Write the entries below out again exactly; any picture in them stays out.

***** Data extract *****

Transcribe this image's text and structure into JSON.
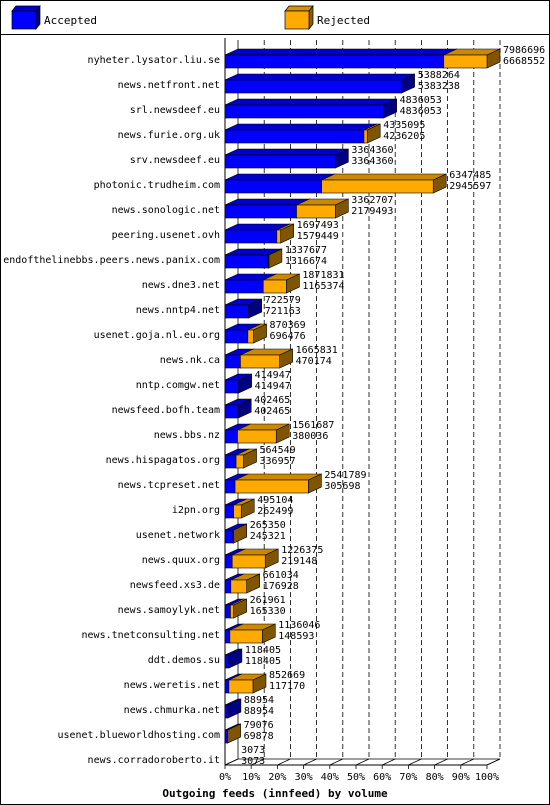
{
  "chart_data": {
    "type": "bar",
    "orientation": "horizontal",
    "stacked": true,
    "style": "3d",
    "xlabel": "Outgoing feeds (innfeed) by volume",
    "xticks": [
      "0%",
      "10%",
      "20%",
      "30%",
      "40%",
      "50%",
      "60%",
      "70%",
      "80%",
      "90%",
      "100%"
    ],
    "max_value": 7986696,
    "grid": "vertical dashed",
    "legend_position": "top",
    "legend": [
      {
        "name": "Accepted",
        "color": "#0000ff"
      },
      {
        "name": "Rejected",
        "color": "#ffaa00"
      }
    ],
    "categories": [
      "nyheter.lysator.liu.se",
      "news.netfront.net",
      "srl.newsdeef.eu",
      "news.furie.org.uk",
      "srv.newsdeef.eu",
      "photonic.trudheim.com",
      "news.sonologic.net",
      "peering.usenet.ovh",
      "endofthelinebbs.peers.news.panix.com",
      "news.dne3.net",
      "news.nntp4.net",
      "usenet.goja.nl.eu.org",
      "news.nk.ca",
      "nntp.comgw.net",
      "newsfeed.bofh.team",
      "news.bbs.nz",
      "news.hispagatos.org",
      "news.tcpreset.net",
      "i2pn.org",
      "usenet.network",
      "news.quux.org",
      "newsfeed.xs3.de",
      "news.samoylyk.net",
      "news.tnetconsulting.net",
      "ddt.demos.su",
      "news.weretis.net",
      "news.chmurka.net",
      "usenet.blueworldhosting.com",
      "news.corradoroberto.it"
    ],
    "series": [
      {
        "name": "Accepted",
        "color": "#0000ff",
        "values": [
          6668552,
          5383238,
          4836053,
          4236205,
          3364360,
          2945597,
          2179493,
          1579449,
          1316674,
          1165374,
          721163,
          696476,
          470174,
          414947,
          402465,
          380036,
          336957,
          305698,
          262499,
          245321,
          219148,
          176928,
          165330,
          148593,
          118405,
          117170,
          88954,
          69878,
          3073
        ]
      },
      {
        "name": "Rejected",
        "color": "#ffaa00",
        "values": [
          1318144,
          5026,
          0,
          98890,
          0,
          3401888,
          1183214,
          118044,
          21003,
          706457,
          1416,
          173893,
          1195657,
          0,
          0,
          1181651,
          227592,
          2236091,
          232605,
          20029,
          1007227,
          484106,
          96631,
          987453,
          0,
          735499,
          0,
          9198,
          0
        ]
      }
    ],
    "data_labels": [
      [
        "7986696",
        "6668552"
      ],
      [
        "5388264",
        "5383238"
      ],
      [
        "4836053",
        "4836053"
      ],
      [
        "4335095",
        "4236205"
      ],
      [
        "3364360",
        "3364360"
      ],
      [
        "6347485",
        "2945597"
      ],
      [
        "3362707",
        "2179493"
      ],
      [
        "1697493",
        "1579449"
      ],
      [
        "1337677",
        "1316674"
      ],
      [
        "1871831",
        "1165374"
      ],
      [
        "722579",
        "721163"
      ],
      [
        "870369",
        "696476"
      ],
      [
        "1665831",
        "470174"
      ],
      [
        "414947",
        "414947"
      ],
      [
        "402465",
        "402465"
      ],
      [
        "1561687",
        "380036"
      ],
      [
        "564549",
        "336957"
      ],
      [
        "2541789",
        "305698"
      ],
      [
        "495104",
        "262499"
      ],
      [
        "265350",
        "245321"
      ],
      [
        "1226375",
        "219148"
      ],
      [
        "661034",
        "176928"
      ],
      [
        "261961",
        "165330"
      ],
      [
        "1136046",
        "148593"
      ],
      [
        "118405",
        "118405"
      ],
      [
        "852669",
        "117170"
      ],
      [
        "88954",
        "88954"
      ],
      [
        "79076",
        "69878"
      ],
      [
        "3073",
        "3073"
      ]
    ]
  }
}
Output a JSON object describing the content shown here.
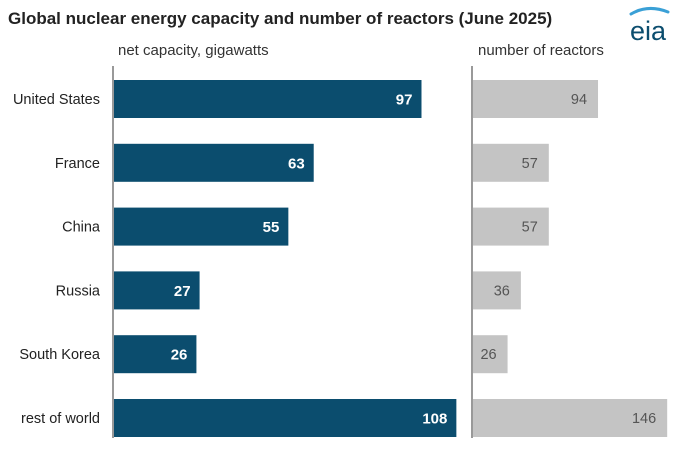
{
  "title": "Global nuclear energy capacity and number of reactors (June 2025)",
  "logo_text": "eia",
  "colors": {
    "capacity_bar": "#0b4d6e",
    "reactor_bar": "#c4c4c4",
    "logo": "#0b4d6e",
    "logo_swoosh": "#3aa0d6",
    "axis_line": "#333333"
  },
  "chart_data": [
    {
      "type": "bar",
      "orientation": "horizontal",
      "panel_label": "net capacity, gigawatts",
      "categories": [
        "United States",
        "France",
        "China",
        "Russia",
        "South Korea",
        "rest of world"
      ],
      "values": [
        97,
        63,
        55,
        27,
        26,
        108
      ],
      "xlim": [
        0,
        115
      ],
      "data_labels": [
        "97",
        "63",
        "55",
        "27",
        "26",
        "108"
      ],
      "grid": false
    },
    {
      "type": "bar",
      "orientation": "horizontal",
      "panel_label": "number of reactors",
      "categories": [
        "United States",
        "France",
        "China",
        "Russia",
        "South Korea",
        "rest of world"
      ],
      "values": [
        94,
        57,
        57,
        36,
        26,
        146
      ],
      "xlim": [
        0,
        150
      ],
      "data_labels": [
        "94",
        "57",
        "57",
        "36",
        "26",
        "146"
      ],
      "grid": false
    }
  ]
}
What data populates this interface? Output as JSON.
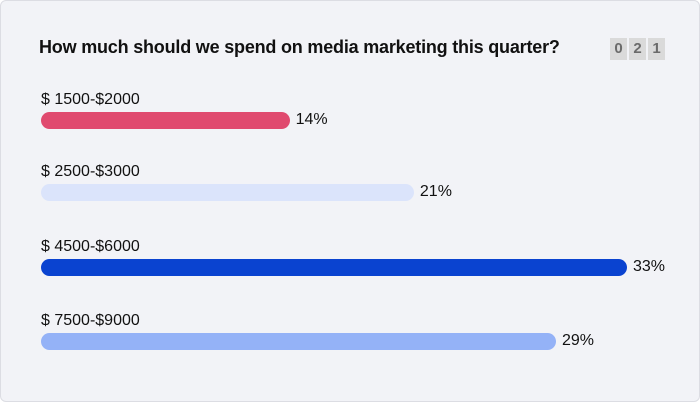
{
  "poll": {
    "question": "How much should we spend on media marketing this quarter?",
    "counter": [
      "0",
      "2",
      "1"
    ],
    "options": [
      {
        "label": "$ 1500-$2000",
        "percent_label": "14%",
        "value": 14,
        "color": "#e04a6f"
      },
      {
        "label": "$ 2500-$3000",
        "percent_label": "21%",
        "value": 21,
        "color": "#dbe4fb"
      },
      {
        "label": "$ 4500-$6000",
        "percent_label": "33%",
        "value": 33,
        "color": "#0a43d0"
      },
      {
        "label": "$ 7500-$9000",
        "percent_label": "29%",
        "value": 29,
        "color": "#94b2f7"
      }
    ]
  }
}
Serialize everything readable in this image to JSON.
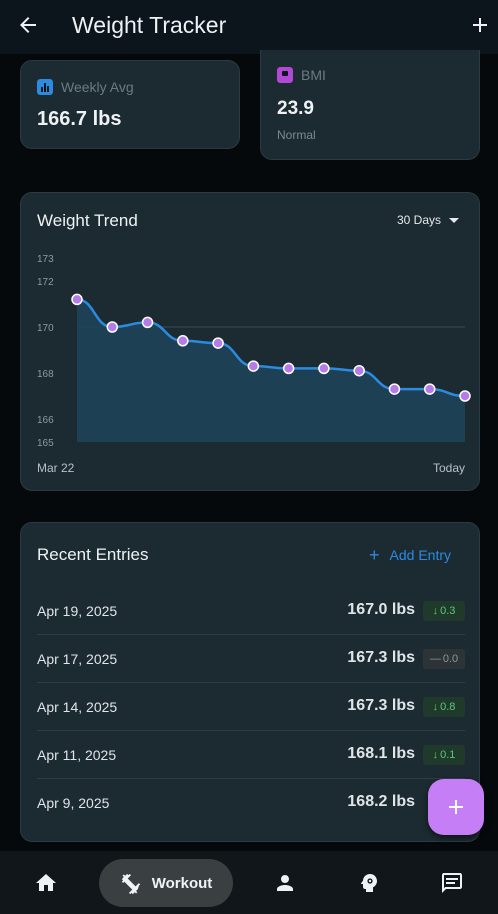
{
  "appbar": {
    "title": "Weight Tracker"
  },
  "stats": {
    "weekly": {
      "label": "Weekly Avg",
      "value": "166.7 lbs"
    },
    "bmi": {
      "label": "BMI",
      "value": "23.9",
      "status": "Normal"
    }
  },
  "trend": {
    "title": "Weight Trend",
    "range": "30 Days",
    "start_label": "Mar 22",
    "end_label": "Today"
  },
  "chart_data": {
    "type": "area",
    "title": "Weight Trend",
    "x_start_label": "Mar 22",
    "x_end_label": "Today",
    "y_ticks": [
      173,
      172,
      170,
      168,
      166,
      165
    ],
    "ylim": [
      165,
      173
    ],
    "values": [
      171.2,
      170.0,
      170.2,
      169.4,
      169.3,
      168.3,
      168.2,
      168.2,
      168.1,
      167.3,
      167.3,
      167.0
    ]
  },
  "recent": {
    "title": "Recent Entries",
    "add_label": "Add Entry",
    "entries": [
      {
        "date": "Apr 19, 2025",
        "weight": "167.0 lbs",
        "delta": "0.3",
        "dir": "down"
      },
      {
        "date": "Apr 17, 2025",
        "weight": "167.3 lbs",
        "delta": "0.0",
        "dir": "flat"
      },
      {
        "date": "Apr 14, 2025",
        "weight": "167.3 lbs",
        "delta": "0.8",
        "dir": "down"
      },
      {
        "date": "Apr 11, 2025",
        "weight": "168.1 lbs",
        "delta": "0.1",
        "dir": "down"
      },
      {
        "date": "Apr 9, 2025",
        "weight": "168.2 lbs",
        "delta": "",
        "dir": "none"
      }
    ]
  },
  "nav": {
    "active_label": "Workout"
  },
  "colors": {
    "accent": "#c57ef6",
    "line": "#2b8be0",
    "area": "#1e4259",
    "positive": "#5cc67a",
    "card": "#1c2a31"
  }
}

*****

> _Result for this task_:
Transcribe this image's text and structure into JSON.
{
  "chart_data": {
    "type": "bar",
    "orientation": "horizontal",
    "stacked": true,
    "style": "3d",
    "xlabel": "Outgoing feeds (innfeed) by volume",
    "xticks": [
      "0%",
      "10%",
      "20%",
      "30%",
      "40%",
      "50%",
      "60%",
      "70%",
      "80%",
      "90%",
      "100%"
    ],
    "max_value": 7986696,
    "grid": "vertical dashed",
    "legend_position": "top",
    "legend": [
      {
        "name": "Accepted",
        "color": "#0000ff"
      },
      {
        "name": "Rejected",
        "color": "#ffaa00"
      }
    ],
    "categories": [
      "nyheter.lysator.liu.se",
      "news.netfront.net",
      "srl.newsdeef.eu",
      "news.furie.org.uk",
      "srv.newsdeef.eu",
      "photonic.trudheim.com",
      "news.sonologic.net",
      "peering.usenet.ovh",
      "endofthelinebbs.peers.news.panix.com",
      "news.dne3.net",
      "news.nntp4.net",
      "usenet.goja.nl.eu.org",
      "news.nk.ca",
      "nntp.comgw.net",
      "newsfeed.bofh.team",
      "news.bbs.nz",
      "news.hispagatos.org",
      "news.tcpreset.net",
      "i2pn.org",
      "usenet.network",
      "news.quux.org",
      "newsfeed.xs3.de",
      "news.samoylyk.net",
      "news.tnetconsulting.net",
      "ddt.demos.su",
      "news.weretis.net",
      "news.chmurka.net",
      "usenet.blueworldhosting.com",
      "news.corradoroberto.it"
    ],
    "series": [
      {
        "name": "Accepted",
        "color": "#0000ff",
        "values": [
          6668552,
          5383238,
          4836053,
          4236205,
          3364360,
          2945597,
          2179493,
          1579449,
          1316674,
          1165374,
          721163,
          696476,
          470174,
          414947,
          402465,
          380036,
          336957,
          305698,
          262499,
          245321,
          219148,
          176928,
          165330,
          148593,
          118405,
          117170,
          88954,
          69878,
          3073
        ]
      },
      {
        "name": "Rejected",
        "color": "#ffaa00",
        "values": [
          1318144,
          5026,
          0,
          98890,
          0,
          3401888,
          1183214,
          118044,
          21003,
          706457,
          1416,
          173893,
          1195657,
          0,
          0,
          1181651,
          227592,
          2236091,
          232605,
          20029,
          1007227,
          484106,
          96631,
          987453,
          0,
          735499,
          0,
          9198,
          0
        ]
      }
    ],
    "data_labels": [
      [
        "7986696",
        "6668552"
      ],
      [
        "5388264",
        "5383238"
      ],
      [
        "4836053",
        "4836053"
      ],
      [
        "4335095",
        "4236205"
      ],
      [
        "3364360",
        "3364360"
      ],
      [
        "6347485",
        "2945597"
      ],
      [
        "3362707",
        "2179493"
      ],
      [
        "1697493",
        "1579449"
      ],
      [
        "1337677",
        "1316674"
      ],
      [
        "1871831",
        "1165374"
      ],
      [
        "722579",
        "721163"
      ],
      [
        "870369",
        "696476"
      ],
      [
        "1665831",
        "470174"
      ],
      [
        "414947",
        "414947"
      ],
      [
        "402465",
        "402465"
      ],
      [
        "1561687",
        "380036"
      ],
      [
        "564549",
        "336957"
      ],
      [
        "2541789",
        "305698"
      ],
      [
        "495104",
        "262499"
      ],
      [
        "265350",
        "245321"
      ],
      [
        "1226375",
        "219148"
      ],
      [
        "661034",
        "176928"
      ],
      [
        "261961",
        "165330"
      ],
      [
        "1136046",
        "148593"
      ],
      [
        "118405",
        "118405"
      ],
      [
        "852669",
        "117170"
      ],
      [
        "88954",
        "88954"
      ],
      [
        "79076",
        "69878"
      ],
      [
        "3073",
        "3073"
      ]
    ]
  }
}
Output a JSON object describing the content shown here.
{
  "title": "Global nuclear energy capacity and number of reactors (June 2025)",
  "logo_text": "eia",
  "colors": {
    "capacity_bar": "#0b4d6e",
    "reactor_bar": "#c4c4c4",
    "logo": "#0b4d6e",
    "logo_swoosh": "#3aa0d6",
    "axis_line": "#333333"
  },
  "chart_data": [
    {
      "type": "bar",
      "orientation": "horizontal",
      "panel_label": "net capacity, gigawatts",
      "categories": [
        "United States",
        "France",
        "China",
        "Russia",
        "South Korea",
        "rest of world"
      ],
      "values": [
        97,
        63,
        55,
        27,
        26,
        108
      ],
      "xlim": [
        0,
        115
      ],
      "data_labels": [
        "97",
        "63",
        "55",
        "27",
        "26",
        "108"
      ],
      "grid": false
    },
    {
      "type": "bar",
      "orientation": "horizontal",
      "panel_label": "number of reactors",
      "categories": [
        "United States",
        "France",
        "China",
        "Russia",
        "South Korea",
        "rest of world"
      ],
      "values": [
        94,
        57,
        57,
        36,
        26,
        146
      ],
      "xlim": [
        0,
        150
      ],
      "data_labels": [
        "94",
        "57",
        "57",
        "36",
        "26",
        "146"
      ],
      "grid": false
    }
  ]
}
What data populates this interface? Output as JSON.
{
  "poll": {
    "question": "How much should we spend on media marketing this quarter?",
    "counter": [
      "0",
      "2",
      "1"
    ],
    "options": [
      {
        "label": "$ 1500-$2000",
        "percent_label": "14%",
        "value": 14,
        "color": "#e04a6f"
      },
      {
        "label": "$ 2500-$3000",
        "percent_label": "21%",
        "value": 21,
        "color": "#dbe4fb"
      },
      {
        "label": "$ 4500-$6000",
        "percent_label": "33%",
        "value": 33,
        "color": "#0a43d0"
      },
      {
        "label": "$ 7500-$9000",
        "percent_label": "29%",
        "value": 29,
        "color": "#94b2f7"
      }
    ]
  }
}
Serialize everything readable in this image to JSON.
{
  "appbar": {
    "title": "Weight Tracker"
  },
  "stats": {
    "weekly": {
      "label": "Weekly Avg",
      "value": "166.7 lbs"
    },
    "bmi": {
      "label": "BMI",
      "value": "23.9",
      "status": "Normal"
    }
  },
  "trend": {
    "title": "Weight Trend",
    "range": "30 Days",
    "start_label": "Mar 22",
    "end_label": "Today"
  },
  "chart_data": {
    "type": "area",
    "title": "Weight Trend",
    "x_start_label": "Mar 22",
    "x_end_label": "Today",
    "y_ticks": [
      173,
      172,
      170,
      168,
      166,
      165
    ],
    "ylim": [
      165,
      173
    ],
    "values": [
      171.2,
      170.0,
      170.2,
      169.4,
      169.3,
      168.3,
      168.2,
      168.2,
      168.1,
      167.3,
      167.3,
      167.0
    ]
  },
  "recent": {
    "title": "Recent Entries",
    "add_label": "Add Entry",
    "entries": [
      {
        "date": "Apr 19, 2025",
        "weight": "167.0 lbs",
        "delta": "0.3",
        "dir": "down"
      },
      {
        "date": "Apr 17, 2025",
        "weight": "167.3 lbs",
        "delta": "0.0",
        "dir": "flat"
      },
      {
        "date": "Apr 14, 2025",
        "weight": "167.3 lbs",
        "delta": "0.8",
        "dir": "down"
      },
      {
        "date": "Apr 11, 2025",
        "weight": "168.1 lbs",
        "delta": "0.1",
        "dir": "down"
      },
      {
        "date": "Apr 9, 2025",
        "weight": "168.2 lbs",
        "delta": "",
        "dir": "none"
      }
    ]
  },
  "nav": {
    "active_label": "Workout"
  },
  "colors": {
    "accent": "#c57ef6",
    "line": "#2b8be0",
    "area": "#1e4259",
    "positive": "#5cc67a",
    "card": "#1c2a31"
  }
}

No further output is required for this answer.